__SOURCE TEXT__:
# # # #
# Look Who's Sleeping In My Bed!



## Bentleysmom (Aug 11, 2012)

LOL last night Bentley crawled in beside me to sleep. He must have been stealth because I didn't know it until his snoring woke me up


----------



## Buddy's mom forever (Jun 23, 2011)

Lucky you, found the old gold in your bed! Charlie doesn't see any difference weekdays weekend, first beep is at 5:30 sometimes I am able to snooze alarm until 6 am.


----------



## hotel4dogs (Sep 29, 2008)

mine are up by 5:00 a.m. every day, too.
Cute photo!


----------



## CAROLINA MOM (May 12, 2009)

Awww........so precious.


----------



## Sweet Girl (Jun 10, 2010)

I loved waking up with Tesia's nose right in my face. It's a good way to start the day, isn't it?


----------



## swishywagga (Nov 13, 2012)

Sweet Girl said:


> I loved waking up with Tesia's nose right in my face. It's a good way to start the day, isn't it?


It sure is!. He's such a comedian, always into something, and the snoring, well, you know, typical man!.


----------



## cgriffin (Nov 30, 2011)

Aww, such a cute old man 
Makes me want to plant a big old kiss on that snout.


----------



## HolDaisy (Jan 10, 2012)

Aw bless him, Barnaby is so cute  I just love the older golds, they're adorable! Sending him lots of hugs from me and Sammy.


----------



## swishywagga (Nov 13, 2012)

HolDaisy said:


> Aw bless him, Barnaby is so cute  I just love the older golds, they're adorable! Sending him lots of hugs from me and Sammy.


Thank you, we just adore him, sending hugs down to you all. How is Master Sammy doing?.


----------



## HolDaisy (Jan 10, 2012)

swishywagga said:


> Thank you, we just adore him, sending hugs down to you all. How is Master Sammy doing?.


Sammy's doing great thanks, he's such a good boy and makes us laugh every day. He's loving the recent nice weather and is seeing at as his opportunity to 'help' do some gardening as he's learnt to dig :doh: lol. I'm going to upload some more recent photos sometime this week when I sort them out


----------
# # # #
__DATA EXCERPT__:

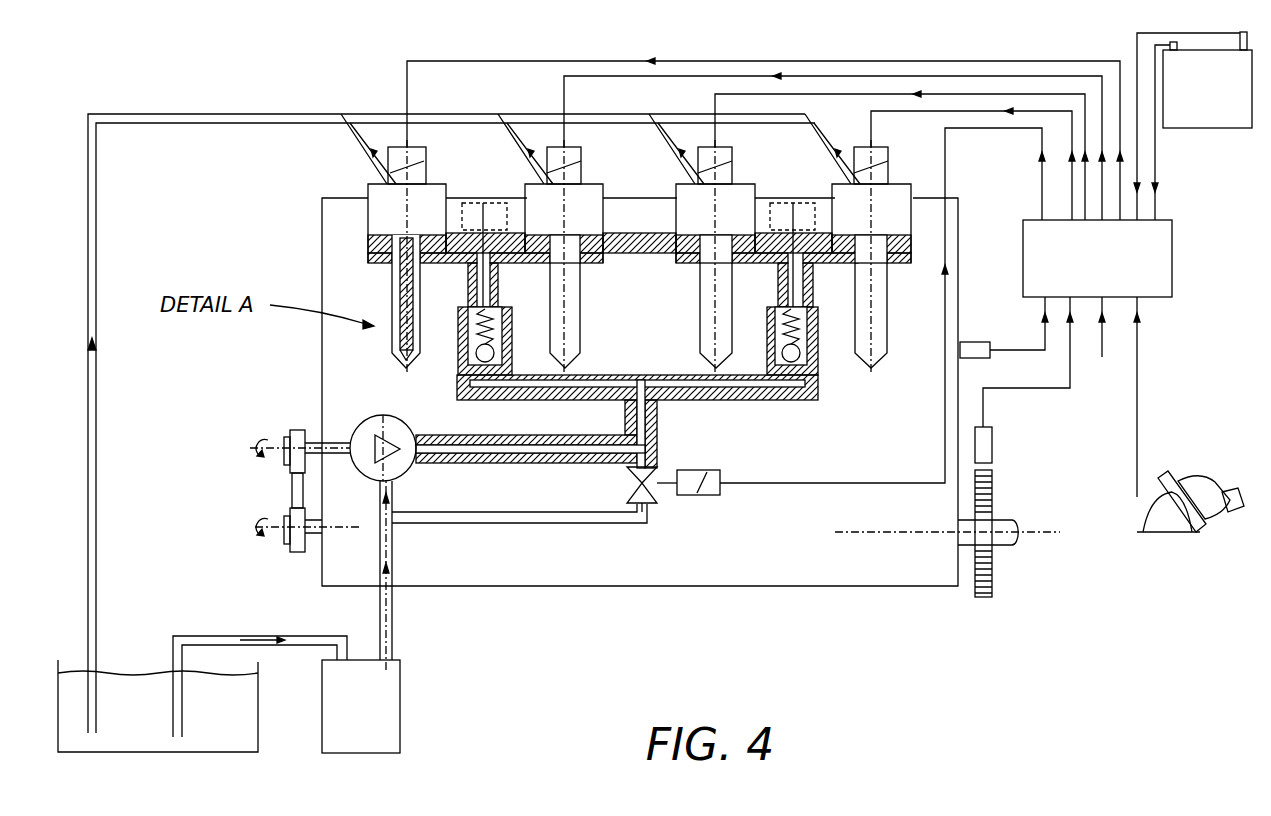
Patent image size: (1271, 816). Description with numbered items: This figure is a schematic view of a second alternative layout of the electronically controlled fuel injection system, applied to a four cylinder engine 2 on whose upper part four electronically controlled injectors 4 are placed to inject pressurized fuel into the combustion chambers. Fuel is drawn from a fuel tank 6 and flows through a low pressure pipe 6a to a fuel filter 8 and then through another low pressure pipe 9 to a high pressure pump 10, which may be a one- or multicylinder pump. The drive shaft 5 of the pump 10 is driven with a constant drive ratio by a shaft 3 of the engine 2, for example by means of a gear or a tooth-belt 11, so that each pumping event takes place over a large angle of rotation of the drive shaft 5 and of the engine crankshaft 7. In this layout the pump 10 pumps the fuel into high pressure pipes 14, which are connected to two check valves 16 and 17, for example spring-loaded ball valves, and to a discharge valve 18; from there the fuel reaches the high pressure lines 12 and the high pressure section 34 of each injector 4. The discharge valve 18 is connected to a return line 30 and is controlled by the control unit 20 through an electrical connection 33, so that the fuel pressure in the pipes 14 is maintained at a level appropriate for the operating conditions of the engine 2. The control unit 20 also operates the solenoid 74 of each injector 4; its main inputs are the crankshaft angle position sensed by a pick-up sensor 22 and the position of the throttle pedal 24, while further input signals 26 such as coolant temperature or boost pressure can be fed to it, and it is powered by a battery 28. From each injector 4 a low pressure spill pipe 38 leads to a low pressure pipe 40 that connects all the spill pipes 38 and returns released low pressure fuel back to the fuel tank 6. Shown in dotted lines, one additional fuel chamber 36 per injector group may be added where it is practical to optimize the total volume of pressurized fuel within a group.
# # # #
__AIM__: In the forum thread, what woke Bentleysmom up during the night? The data above comes from a different source than the forum thread.

__EXERCISE ANSWER__: Bentley's snoring woke her up.